Copy out each line featuring the string "perilla" from the entries beneath.
[start]
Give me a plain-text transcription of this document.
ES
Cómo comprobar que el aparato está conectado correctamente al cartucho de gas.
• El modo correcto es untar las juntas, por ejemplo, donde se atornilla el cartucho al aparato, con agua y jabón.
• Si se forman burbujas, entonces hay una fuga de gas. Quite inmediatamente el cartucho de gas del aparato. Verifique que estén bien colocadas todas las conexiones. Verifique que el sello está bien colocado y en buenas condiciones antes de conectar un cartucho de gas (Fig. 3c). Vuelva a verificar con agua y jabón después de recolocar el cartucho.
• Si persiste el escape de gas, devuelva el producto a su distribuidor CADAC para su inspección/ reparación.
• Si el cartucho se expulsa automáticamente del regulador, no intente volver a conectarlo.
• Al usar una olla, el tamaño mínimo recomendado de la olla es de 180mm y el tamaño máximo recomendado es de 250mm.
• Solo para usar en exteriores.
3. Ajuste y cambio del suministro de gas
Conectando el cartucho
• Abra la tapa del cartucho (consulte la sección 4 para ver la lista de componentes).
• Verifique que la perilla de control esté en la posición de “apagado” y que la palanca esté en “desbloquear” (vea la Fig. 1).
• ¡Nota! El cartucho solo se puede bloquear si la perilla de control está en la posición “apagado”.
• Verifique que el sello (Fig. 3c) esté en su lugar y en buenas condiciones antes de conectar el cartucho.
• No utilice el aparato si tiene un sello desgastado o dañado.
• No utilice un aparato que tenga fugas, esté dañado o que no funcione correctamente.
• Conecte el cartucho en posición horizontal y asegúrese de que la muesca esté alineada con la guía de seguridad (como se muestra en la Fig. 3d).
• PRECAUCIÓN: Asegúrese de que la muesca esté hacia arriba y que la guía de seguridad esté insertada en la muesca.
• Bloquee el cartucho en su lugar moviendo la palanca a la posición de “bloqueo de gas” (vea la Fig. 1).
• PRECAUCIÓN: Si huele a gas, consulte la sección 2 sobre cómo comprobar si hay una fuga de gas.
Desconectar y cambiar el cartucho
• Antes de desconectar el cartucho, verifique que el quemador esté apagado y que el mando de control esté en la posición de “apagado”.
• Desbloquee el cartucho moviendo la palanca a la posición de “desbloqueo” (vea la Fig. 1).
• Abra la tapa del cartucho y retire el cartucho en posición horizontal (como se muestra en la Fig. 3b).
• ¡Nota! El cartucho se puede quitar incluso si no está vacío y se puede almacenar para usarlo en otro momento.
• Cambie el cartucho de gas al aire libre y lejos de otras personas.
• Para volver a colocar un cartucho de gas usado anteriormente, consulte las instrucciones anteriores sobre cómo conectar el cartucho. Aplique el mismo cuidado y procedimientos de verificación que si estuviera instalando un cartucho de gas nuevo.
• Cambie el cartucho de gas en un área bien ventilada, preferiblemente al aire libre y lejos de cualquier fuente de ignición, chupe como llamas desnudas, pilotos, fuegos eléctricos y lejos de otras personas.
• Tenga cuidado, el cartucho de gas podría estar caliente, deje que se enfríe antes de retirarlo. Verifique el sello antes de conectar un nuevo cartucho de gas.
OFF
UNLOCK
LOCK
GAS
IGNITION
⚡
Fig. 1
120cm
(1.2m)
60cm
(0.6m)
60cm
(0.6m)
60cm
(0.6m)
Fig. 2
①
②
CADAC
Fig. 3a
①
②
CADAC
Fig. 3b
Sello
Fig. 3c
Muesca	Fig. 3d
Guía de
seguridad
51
[end]
● **Exercise result**
• Verifique que la perilla de control esté en la posición de “apagado” y que la palanca esté en “desbloquear” (vea la Fig. 1).
• ¡Nota! El cartucho solo se puede bloquear si la perilla de control está en la posición “apagado”.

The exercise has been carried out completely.